Short problem: Using the listing below, select the lines with the word "Perfumes" and copy them.

Data entries for graphics
┄┄┄┄┄┄┄┄┄┄┄┄┄┄┄┄┄┄┄┄

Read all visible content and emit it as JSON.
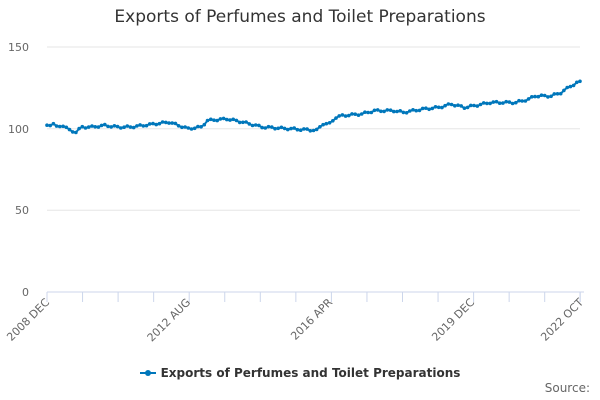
{
  "chart_data": {
    "type": "line",
    "title": "Exports of Perfumes and Toilet Preparations",
    "xlabel": "",
    "ylabel": "",
    "ylim": [
      0,
      150
    ],
    "yticks": [
      0,
      50,
      100,
      150
    ],
    "xtick_labels": [
      "2008 DEC",
      "2012 AUG",
      "2016 APR",
      "2019 DEC",
      "2022 OCT"
    ],
    "grid": true,
    "legend_position": "bottom",
    "color": "#0077bb",
    "series": [
      {
        "name": "Exports of Perfumes and Toilet Preparations",
        "points": [
          [
            "2008 DEC",
            102
          ],
          [
            "2009 FEB",
            103
          ],
          [
            "2009 MAR",
            101
          ],
          [
            "2009 MAY",
            102
          ],
          [
            "2009 JUL",
            99
          ],
          [
            "2009 SEP",
            98
          ],
          [
            "2009 NOV",
            101
          ],
          [
            "2010 FEB",
            101
          ],
          [
            "2010 JUN",
            102
          ],
          [
            "2010 OCT",
            101
          ],
          [
            "2011 FEB",
            101
          ],
          [
            "2011 JUN",
            102
          ],
          [
            "2011 OCT",
            103
          ],
          [
            "2012 FEB",
            104
          ],
          [
            "2012 MAY",
            102
          ],
          [
            "2012 AUG",
            100
          ],
          [
            "2012 DEC",
            101
          ],
          [
            "2013 FEB",
            105
          ],
          [
            "2013 AUG",
            106
          ],
          [
            "2014 JAN",
            104
          ],
          [
            "2014 JUL",
            101
          ],
          [
            "2015 MAR",
            100
          ],
          [
            "2015 DEC",
            99
          ],
          [
            "2016 FEB",
            103
          ],
          [
            "2016 APR",
            103
          ],
          [
            "2016 JUN",
            107
          ],
          [
            "2016 AUG",
            108
          ],
          [
            "2017 FEB",
            109
          ],
          [
            "2017 JUN",
            111
          ],
          [
            "2017 DEC",
            111
          ],
          [
            "2018 MAR",
            110
          ],
          [
            "2018 SEP",
            112
          ],
          [
            "2019 FEB",
            113
          ],
          [
            "2019 JUN",
            115
          ],
          [
            "2019 OCT",
            113
          ],
          [
            "2020 JAN",
            114
          ],
          [
            "2020 JUN",
            116
          ],
          [
            "2021 FEB",
            116
          ],
          [
            "2021 JUN",
            118
          ],
          [
            "2021 AUG",
            120
          ],
          [
            "2022 JAN",
            120
          ],
          [
            "2022 APR",
            122
          ],
          [
            "2022 JUL",
            126
          ],
          [
            "2022 OCT",
            129
          ]
        ]
      }
    ]
  },
  "chart": {
    "title": "Exports of Perfumes and Toilet Preparations",
    "legend_label": "Exports of Perfumes and Toilet Preparations",
    "source_label": "Source:",
    "y_labels": [
      "150",
      "100",
      "50",
      "0"
    ],
    "x_labels": [
      "2008 DEC",
      "2012 AUG",
      "2016 APR",
      "2019 DEC",
      "2022 OCT"
    ]
  }
}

┄┄┄┄┄┄┄┄┄┄┄┄┄┄┄┄┄┄┄┄

Solution to the problem:
    "title": "Exports of Perfumes and Toilet Preparations",
        "name": "Exports of Perfumes and Toilet Preparations",
    "title": "Exports of Perfumes and Toilet Preparations",
    "legend_label": "Exports of Perfumes and Toilet Preparations",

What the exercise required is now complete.